Titan 2 poised for finale
BY JUSTIN RAY
SPACEFLIGHT NOW

Posted: October 14, 2003

When the Titan 2 rocket blasts off Wednesday, it will bring to conclusion the decades-long program that began as a missile in the United States' arsenal against the Soviet Union, launched NASA's Gemini astronauts and in recent years carried smaller satellites into space.


File image of Titan 2 rocket launching from Vandenberg Air Force Base, California. Photo: NASA/JPL
 
"We're seeing the end of another era come with this. Titan 2 has been a very good launch vehicle," said Scott Ballew, senior launch director for Lockheed Martin Astronautics.

"As the heritage programs wind down, each launch is with a little bit of trepidation -- one step closer to the end of the program. But you still have to maintain the focus of the mission at hand, this one in particular, since we have been here before. We've got to make sure we don't overlook things, don't get into the mindset of 'we've been here, we've done that.'"

This launch has been delayed 33 months because of multiple technical problems with the DMSP satellite cargo, rocket and ground equipment. A countdown in January 2001 reached T-minus 28 seconds before the clocks were halted by a glitch.

Liftoff is scheduled for 9:17 a.m. local time (1617 GMT; 12:17 p.m. EDT) Wednesday from Vandenberg Air Force Base, California.

More than 140 Titan 2 Intercontinental Ballistic Missiles were built during the Cold War as part of the United States' nuclear deterrent force. When the military deactivated the Titan 2 fleet in the 1980s, it was decided to re-use some of the vehicles for space rockets.

"After they retired the Titan 2 ICBM fleet, recognizing the success they'd had with those vehicles, the government came back to the Titan 2 and said 'we want a reliable means of getting small satellites into orbit.' We pulled 14 of those old ICBMs out of Davis-Monthan Air Force Base (in Arizona) where they had been stored and refurbished them," said Tom Scanlan, Lockheed Martin's vice president of Titan programs.

The Titan 2 rocket launching on Wednesday is one of 14 ICBMs converted by Lockheed Martin from the once-nuclear-tipped weapons into peaceful, satellite-launching vehicles.

As part of the conversion effort, the forward structure of the second stages were modified to accommodate a payload, the liquid rocket engines were overhauled, the inertial guidance system was upgraded, the command, destruct and telemetry systems were developed and 10-foot diameter payload fairings were constructed to enclose the satellites during launch.

[Recorded data]

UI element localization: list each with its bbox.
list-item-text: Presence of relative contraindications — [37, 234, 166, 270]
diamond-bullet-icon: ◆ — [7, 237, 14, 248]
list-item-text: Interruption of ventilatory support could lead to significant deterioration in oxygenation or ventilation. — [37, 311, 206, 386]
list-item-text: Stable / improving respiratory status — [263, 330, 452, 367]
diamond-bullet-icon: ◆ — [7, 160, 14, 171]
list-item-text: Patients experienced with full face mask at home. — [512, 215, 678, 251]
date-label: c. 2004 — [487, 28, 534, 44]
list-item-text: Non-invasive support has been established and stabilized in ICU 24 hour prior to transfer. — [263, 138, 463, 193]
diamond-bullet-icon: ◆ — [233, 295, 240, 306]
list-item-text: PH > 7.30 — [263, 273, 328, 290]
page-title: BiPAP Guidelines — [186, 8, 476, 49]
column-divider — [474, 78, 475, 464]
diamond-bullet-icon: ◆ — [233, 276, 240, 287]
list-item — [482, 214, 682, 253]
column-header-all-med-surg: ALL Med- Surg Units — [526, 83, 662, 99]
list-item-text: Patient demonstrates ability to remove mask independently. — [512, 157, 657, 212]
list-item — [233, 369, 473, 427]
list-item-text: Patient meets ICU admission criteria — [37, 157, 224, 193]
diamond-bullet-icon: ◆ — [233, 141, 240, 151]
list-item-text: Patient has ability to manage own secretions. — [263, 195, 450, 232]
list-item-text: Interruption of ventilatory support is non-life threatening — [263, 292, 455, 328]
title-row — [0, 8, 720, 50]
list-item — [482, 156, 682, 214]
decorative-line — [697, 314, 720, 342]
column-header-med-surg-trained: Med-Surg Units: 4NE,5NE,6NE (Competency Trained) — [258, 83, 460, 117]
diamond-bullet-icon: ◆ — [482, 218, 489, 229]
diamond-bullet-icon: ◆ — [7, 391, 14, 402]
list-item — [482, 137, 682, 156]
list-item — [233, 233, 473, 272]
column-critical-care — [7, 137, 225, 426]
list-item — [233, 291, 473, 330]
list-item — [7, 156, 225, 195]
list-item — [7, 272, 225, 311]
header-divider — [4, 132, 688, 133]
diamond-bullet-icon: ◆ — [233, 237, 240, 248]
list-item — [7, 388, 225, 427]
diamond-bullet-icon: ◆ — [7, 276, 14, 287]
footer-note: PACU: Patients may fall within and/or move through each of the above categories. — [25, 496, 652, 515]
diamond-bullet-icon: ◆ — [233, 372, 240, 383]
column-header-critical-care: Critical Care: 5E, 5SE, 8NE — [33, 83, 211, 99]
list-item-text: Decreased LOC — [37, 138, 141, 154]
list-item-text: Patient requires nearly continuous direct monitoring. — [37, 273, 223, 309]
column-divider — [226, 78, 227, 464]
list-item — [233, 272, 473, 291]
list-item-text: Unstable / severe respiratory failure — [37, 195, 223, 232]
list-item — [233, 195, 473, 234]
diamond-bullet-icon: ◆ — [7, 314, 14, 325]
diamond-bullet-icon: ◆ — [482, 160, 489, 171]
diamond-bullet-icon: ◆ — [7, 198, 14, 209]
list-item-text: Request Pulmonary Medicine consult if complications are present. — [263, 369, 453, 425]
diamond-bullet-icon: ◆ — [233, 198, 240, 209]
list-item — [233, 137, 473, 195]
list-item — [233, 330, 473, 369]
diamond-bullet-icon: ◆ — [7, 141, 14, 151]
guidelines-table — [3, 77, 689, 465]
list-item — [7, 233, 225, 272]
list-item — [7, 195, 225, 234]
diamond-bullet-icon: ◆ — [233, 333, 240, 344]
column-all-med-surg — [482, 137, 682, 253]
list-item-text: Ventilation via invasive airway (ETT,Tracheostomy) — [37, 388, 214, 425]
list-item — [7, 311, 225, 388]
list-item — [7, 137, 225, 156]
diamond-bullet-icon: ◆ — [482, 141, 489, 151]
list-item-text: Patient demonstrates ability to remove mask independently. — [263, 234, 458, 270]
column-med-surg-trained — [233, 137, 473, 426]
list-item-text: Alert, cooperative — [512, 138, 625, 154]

#### Task objective:
Update the Titan 2 article's passage that begins at the words "As part of the conversion" and stops after "satellites during launch.". Write that passage again with "overhauled" changed to "rebuilt". The records are separate material and have no connection to the Titan 2 article.

#### Result:
As part of the conversion effort, the forward structure of the second stages were modified to accommodate a payload, the liquid rocket engines were rebuilt, the inertial guidance system was upgraded, the command, destruct and telemetry systems were developed and 10-foot diameter payload fairings were constructed to enclose the satellites during launch.